= TASK PROMPT =
Check each line of the records below for the word "доме" and copy those where it appears.

= TASK INPUTS =
[start]

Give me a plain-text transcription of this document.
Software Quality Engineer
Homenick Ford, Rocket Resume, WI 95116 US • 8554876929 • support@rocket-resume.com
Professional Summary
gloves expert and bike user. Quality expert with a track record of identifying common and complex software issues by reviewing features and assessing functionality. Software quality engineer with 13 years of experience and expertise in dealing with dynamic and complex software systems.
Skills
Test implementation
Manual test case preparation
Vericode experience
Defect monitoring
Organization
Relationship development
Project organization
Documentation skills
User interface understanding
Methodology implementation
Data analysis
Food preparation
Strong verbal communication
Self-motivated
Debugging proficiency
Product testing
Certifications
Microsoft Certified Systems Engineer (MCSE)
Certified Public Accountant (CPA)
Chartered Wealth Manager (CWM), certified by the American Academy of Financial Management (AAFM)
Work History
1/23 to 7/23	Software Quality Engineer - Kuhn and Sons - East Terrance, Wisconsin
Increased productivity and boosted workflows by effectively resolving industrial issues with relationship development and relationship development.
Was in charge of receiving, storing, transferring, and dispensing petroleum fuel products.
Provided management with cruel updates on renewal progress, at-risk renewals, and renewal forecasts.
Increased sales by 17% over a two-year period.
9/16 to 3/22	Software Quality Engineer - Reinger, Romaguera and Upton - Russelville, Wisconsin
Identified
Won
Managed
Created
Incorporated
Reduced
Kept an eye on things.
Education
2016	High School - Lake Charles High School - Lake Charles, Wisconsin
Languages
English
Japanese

[end]
[start]

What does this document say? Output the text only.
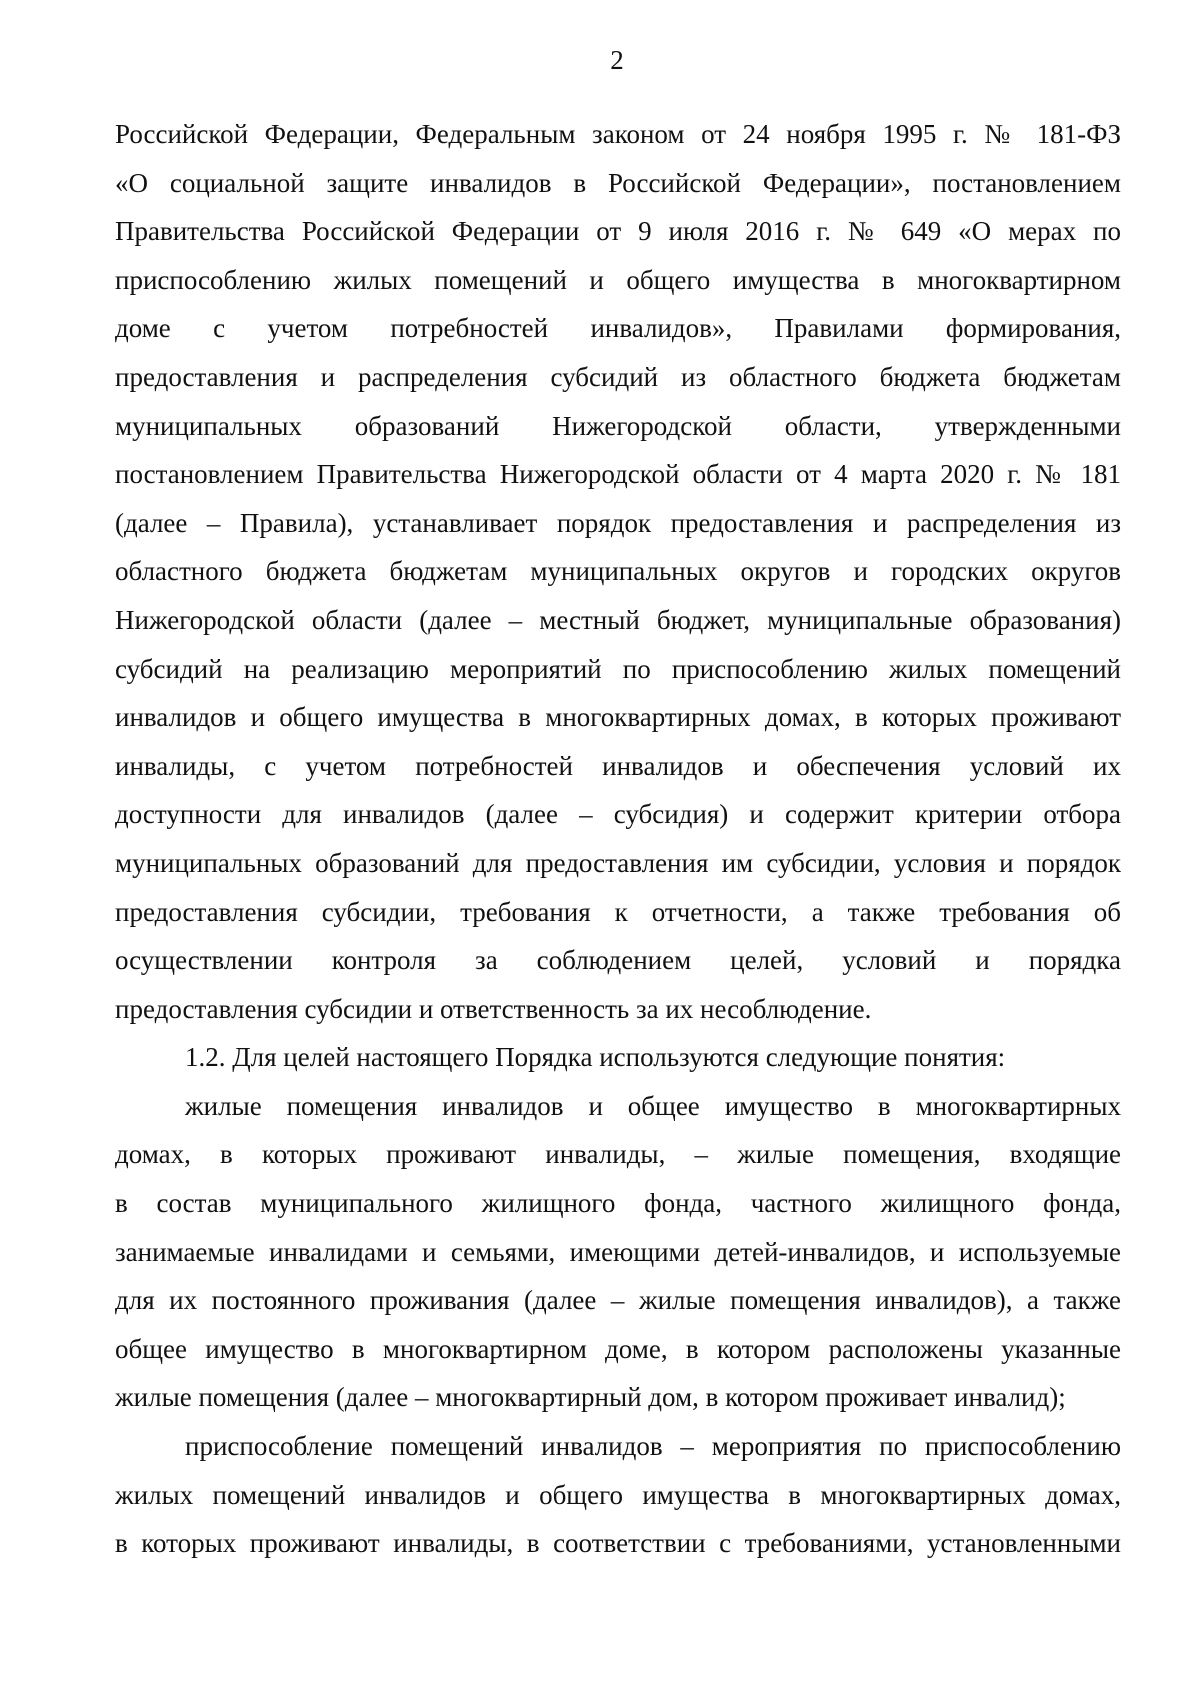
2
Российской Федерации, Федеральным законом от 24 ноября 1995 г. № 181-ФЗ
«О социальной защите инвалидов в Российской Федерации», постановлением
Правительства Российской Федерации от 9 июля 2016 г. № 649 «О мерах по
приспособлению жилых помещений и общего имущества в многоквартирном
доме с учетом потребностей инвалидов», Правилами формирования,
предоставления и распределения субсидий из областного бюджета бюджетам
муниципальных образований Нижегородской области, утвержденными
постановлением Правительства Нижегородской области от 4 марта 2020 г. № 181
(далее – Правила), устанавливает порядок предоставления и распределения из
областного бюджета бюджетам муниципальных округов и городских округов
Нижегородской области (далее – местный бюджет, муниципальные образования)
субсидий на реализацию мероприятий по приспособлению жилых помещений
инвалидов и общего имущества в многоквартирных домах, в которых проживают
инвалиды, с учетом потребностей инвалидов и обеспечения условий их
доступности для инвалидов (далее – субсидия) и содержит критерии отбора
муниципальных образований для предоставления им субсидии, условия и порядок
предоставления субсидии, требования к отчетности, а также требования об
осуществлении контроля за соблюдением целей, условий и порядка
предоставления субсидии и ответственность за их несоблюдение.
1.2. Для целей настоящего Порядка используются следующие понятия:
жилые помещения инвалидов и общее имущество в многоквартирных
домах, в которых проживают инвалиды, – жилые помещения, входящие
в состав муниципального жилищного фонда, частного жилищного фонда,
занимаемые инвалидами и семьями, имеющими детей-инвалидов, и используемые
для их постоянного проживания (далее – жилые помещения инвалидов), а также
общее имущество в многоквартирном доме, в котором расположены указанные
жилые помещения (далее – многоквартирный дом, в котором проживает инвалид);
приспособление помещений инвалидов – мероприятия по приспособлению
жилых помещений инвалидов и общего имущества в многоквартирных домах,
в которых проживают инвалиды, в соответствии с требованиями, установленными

[end]

= WRITTEN ANSWER =
доме с учетом потребностей инвалидов», Правилами формирования,
общее имущество в многоквартирном доме, в котором расположены указанные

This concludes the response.